Instruções de trabalho →
1. Liste todas as pessoas citadas pelo nome no texto sobre o pênalti de Kleber.
2. Por favor, reescreva a parte do texto sobre o pênalti de Kleber que começa com as palavras contendo "O pênalti sofrido" e termina com "a camisa cruz-maltina.", trocando "atacante" por "jogador".

Trecho apresentado →
Adilson Batista minimiza confusão no pênalti e defende Kleber das críticas

O pênalti sofrido por Kleber na vitória sobre o Paraná gerou polêmica durante e depois da partida do último sábado. O atacante foi acusado de agredir o zagueiro Alisson no início da jogada e o técnico Claudinei Oliveira chegou a pedir uma punição pesada ao camisa 30 após a partida. Ele deixou claro que já pediu para a diretoria paranista encaminhar uma denúncia ao Superior Tribunal de Justiça Desportiva (STJD).

Indagado sobre o caso, Adilson Batista mostrou tranquilidade e avisou que não era de sua alçada falar sobre a suposta agressão, até porque não tinha visto as imagens do lance. O treinador ainda minimizou o caso e deixou claro que tem a preocupação de pedir para Kleber, que tem histórico de confusões em campo, jogar apenas futebol. Vem dando certo pelo menos no Vasco: o atacante ainda não levou sequer cartão amarelo com a camisa cruz-maltina.

Dados de segmentação de página →
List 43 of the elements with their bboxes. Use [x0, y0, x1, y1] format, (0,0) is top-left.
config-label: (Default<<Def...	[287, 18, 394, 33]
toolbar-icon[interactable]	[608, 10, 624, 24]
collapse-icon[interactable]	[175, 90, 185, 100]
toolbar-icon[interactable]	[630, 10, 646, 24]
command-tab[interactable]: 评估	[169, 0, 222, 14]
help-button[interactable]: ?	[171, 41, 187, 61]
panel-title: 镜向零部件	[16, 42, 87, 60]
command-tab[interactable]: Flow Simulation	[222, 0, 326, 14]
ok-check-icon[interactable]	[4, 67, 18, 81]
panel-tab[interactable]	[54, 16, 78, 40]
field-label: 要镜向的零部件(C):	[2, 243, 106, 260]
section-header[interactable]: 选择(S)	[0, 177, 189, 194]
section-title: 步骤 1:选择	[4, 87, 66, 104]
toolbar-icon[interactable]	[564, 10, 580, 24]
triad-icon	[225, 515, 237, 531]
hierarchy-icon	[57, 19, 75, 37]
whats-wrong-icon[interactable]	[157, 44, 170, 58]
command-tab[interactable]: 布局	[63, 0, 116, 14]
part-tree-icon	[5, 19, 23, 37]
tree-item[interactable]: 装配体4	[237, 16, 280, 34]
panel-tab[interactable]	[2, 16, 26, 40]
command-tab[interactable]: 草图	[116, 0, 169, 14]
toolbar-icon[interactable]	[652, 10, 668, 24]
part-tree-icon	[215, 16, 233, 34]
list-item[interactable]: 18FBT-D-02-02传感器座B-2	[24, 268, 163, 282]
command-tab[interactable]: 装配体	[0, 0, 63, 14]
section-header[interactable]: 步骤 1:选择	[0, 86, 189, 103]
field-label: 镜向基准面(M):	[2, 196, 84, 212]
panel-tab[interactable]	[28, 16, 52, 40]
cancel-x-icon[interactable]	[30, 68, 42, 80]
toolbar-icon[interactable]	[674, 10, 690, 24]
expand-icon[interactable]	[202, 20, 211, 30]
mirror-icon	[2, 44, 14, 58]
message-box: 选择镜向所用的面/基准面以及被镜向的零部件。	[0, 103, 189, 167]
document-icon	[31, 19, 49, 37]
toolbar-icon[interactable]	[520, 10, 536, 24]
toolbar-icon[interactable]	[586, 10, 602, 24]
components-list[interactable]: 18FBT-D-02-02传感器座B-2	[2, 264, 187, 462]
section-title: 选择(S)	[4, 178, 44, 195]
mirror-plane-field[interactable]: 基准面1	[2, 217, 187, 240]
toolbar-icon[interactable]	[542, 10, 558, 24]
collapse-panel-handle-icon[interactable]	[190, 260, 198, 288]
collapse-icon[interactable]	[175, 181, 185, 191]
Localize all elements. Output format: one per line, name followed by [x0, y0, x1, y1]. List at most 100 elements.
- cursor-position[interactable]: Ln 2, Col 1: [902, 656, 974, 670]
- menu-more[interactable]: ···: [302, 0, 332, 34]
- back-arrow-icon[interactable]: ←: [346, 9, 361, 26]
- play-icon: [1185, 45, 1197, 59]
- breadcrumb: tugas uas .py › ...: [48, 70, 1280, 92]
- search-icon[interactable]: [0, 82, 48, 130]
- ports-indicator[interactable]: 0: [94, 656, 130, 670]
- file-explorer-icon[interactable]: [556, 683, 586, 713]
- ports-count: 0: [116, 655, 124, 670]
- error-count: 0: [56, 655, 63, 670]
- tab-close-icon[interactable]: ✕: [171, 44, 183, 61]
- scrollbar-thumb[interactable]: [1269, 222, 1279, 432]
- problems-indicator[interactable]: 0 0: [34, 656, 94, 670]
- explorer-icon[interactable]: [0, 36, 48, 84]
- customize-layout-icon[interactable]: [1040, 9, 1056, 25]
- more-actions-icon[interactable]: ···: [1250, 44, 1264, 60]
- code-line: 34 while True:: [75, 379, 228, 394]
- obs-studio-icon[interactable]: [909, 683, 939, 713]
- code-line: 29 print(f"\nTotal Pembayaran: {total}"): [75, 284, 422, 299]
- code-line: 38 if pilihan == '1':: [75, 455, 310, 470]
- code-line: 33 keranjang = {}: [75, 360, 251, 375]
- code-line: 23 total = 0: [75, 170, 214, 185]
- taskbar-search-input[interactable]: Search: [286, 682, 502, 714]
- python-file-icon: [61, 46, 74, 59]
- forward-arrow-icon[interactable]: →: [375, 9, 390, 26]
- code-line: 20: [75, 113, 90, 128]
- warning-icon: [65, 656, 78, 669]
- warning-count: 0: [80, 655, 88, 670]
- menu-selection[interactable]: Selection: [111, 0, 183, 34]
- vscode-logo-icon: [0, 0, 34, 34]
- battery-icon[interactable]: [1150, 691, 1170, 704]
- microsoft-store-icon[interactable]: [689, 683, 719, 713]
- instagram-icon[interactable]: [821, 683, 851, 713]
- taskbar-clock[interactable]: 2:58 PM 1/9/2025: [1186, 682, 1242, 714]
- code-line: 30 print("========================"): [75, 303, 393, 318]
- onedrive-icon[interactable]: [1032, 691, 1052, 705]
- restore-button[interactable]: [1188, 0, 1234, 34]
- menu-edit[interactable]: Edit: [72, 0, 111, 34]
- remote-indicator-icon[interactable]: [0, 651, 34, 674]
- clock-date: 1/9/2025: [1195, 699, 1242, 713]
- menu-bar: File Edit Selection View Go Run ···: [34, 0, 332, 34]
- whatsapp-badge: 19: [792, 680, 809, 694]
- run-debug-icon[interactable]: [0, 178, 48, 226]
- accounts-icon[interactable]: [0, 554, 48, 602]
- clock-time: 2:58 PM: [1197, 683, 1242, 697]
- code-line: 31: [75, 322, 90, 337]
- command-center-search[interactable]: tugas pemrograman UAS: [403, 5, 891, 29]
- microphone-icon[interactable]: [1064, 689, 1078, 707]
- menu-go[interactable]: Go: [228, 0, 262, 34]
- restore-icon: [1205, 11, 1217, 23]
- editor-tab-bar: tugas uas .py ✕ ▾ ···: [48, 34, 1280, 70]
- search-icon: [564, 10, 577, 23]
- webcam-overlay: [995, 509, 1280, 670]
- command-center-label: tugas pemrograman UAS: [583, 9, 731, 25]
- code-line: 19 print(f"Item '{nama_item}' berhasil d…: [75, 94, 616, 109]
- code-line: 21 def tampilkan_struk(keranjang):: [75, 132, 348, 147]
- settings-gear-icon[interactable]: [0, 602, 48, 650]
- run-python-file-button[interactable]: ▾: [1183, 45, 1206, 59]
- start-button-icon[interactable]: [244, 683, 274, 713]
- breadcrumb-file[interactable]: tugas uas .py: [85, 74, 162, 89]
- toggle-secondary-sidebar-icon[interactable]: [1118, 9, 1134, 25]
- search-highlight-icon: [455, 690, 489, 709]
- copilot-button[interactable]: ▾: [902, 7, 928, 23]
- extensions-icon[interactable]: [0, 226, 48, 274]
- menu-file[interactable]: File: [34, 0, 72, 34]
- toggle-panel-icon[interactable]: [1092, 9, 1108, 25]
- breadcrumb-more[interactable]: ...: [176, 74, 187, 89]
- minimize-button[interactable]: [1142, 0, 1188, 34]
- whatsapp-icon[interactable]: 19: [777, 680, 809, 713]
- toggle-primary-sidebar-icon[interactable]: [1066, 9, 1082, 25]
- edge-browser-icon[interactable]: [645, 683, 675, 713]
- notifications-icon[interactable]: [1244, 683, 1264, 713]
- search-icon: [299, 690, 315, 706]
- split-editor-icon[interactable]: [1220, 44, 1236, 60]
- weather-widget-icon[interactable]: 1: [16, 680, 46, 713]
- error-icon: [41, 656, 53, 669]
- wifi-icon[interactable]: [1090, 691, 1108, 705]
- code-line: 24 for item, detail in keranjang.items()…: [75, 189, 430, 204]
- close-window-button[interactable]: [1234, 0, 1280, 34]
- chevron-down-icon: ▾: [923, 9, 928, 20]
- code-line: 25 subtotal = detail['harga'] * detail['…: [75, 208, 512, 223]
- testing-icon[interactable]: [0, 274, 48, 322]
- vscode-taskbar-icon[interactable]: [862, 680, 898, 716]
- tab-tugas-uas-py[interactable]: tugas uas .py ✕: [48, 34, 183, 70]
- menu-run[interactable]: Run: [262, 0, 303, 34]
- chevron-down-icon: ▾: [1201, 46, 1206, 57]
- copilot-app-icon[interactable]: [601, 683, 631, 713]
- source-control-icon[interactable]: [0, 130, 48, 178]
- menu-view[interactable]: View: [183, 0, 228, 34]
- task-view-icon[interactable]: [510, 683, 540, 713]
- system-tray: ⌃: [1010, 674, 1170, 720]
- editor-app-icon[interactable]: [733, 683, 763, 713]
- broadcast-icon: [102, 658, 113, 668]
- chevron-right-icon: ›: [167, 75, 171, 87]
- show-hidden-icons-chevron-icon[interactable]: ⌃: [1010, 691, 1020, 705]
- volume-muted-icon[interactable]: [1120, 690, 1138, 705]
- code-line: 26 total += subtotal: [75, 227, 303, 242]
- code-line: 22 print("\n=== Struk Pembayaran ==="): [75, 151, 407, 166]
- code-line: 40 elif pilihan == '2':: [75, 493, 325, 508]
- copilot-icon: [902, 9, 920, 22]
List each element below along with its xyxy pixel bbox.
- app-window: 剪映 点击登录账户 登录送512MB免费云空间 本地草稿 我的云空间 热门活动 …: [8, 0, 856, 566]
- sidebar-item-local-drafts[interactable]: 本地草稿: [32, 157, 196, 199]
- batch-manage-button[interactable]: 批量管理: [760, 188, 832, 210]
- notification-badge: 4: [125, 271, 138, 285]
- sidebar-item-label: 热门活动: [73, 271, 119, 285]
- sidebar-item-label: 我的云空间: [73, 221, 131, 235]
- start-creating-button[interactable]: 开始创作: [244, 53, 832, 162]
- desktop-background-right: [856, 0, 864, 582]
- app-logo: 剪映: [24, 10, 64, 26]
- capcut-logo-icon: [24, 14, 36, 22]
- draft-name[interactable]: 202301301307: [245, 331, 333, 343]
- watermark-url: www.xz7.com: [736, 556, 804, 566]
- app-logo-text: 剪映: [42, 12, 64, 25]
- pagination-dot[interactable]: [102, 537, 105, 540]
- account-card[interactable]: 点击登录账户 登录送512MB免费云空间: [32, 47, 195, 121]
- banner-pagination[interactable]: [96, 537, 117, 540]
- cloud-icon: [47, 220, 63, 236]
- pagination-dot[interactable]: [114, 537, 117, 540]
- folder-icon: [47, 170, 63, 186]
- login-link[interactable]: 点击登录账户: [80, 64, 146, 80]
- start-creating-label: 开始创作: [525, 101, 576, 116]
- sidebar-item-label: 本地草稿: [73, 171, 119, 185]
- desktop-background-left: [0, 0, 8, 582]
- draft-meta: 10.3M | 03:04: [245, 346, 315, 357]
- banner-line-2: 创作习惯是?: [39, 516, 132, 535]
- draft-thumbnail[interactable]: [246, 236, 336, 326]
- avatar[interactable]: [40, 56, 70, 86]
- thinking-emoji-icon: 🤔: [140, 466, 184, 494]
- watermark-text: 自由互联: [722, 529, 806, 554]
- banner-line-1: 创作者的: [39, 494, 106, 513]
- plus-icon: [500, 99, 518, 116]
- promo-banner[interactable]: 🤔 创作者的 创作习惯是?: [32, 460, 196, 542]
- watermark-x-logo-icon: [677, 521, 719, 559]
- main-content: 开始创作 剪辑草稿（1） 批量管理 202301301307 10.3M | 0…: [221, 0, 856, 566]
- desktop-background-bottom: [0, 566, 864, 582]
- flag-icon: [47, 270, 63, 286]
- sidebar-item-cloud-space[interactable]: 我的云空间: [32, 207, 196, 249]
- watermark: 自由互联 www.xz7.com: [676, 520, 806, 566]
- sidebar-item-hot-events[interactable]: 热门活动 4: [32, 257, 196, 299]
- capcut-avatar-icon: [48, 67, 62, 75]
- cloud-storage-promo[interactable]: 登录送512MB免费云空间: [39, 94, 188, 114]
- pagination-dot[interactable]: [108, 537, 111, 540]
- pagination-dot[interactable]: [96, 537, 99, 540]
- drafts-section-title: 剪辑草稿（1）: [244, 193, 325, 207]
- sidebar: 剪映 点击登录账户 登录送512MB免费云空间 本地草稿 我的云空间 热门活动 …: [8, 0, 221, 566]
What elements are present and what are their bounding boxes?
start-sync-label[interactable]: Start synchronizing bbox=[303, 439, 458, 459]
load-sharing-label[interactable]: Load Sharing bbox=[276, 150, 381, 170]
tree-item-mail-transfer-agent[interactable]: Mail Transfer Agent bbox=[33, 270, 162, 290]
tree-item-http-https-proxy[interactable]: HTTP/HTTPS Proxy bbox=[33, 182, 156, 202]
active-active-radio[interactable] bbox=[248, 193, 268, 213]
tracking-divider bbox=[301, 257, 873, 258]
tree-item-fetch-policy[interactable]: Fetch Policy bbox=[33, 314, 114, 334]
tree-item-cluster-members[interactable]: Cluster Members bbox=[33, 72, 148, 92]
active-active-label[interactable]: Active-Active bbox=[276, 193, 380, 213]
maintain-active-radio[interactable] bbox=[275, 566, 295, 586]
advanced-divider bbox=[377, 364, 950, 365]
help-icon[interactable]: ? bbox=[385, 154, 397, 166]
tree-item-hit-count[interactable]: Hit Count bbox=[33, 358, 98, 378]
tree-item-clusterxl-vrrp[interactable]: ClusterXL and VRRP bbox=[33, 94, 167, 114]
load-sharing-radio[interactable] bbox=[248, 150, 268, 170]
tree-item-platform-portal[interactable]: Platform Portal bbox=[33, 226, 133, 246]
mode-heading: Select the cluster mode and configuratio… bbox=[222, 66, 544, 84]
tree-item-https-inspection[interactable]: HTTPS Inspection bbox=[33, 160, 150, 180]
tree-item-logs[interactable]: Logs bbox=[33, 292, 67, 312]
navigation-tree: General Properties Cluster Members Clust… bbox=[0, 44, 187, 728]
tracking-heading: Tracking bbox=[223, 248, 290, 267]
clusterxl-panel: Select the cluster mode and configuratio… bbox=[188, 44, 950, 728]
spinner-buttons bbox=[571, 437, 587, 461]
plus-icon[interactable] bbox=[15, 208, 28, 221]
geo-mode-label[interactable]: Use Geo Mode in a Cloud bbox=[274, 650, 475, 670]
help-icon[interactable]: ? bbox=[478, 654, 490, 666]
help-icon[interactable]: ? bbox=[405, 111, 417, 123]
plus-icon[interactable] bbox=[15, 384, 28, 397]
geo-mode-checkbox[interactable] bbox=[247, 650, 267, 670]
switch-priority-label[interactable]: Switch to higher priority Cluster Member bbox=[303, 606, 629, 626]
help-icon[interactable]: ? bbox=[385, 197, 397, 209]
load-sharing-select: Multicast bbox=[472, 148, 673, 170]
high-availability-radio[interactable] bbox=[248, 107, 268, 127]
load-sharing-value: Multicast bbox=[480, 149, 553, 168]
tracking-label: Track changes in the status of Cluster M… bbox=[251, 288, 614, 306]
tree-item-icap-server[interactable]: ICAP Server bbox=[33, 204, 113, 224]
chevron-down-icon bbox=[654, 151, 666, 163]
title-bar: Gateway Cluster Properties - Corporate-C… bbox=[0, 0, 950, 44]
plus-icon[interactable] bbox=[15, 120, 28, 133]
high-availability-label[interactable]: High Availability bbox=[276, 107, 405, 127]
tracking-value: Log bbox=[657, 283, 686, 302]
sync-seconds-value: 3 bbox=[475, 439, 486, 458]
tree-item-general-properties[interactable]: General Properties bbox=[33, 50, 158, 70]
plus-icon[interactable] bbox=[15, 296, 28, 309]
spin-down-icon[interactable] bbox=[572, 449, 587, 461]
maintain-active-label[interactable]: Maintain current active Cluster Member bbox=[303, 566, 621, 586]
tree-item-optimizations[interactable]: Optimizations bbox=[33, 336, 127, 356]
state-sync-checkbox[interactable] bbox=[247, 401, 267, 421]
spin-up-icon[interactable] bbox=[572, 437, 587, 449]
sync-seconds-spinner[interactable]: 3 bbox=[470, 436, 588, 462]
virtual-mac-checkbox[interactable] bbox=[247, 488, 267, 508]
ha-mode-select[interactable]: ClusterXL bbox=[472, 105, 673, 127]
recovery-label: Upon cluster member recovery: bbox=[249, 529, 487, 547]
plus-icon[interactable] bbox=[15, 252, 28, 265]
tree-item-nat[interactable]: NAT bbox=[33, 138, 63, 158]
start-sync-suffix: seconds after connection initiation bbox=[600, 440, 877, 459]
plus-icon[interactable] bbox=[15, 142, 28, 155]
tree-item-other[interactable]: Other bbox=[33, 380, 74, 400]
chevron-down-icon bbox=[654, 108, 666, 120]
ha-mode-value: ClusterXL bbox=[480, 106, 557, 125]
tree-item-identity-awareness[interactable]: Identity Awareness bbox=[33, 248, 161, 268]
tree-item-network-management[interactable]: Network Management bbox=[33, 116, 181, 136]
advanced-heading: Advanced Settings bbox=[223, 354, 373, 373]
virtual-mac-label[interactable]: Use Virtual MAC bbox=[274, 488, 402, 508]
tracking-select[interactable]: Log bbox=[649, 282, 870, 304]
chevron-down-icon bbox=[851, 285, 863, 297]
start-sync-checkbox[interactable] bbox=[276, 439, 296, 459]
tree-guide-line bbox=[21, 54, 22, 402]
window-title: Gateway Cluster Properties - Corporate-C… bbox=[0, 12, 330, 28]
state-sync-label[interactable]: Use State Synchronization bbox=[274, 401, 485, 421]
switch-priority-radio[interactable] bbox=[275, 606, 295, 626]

Respostas do exercício →
1.
Adilson Batista
Kleber
Alisson
Claudinei Oliveira

2.
O pênalti sofrido por Kleber na vitória sobre o Paraná gerou polêmica durante e depois da partida do último sábado. O jogador foi acusado de agredir o zagueiro Alisson no início da jogada e o técnico Claudinei Oliveira chegou a pedir uma punição pesada ao camisa 30 após a partida. Ele deixou claro que já pediu para a diretoria paranista encaminhar uma denúncia ao Superior Tribunal de Justiça Desportiva (STJD).

Indagado sobre o caso, Adilson Batista mostrou tranquilidade e avisou que não era de sua alçada falar sobre a suposta agressão, até porque não tinha visto as imagens do lance. O treinador ainda minimizou o caso e deixou claro que tem a preocupação de pedir para Kleber, que tem histórico de confusões em campo, jogar apenas futebol. Vem dando certo pelo menos no Vasco: o jogador ainda não levou sequer cartão amarelo com a camisa cruz-maltina.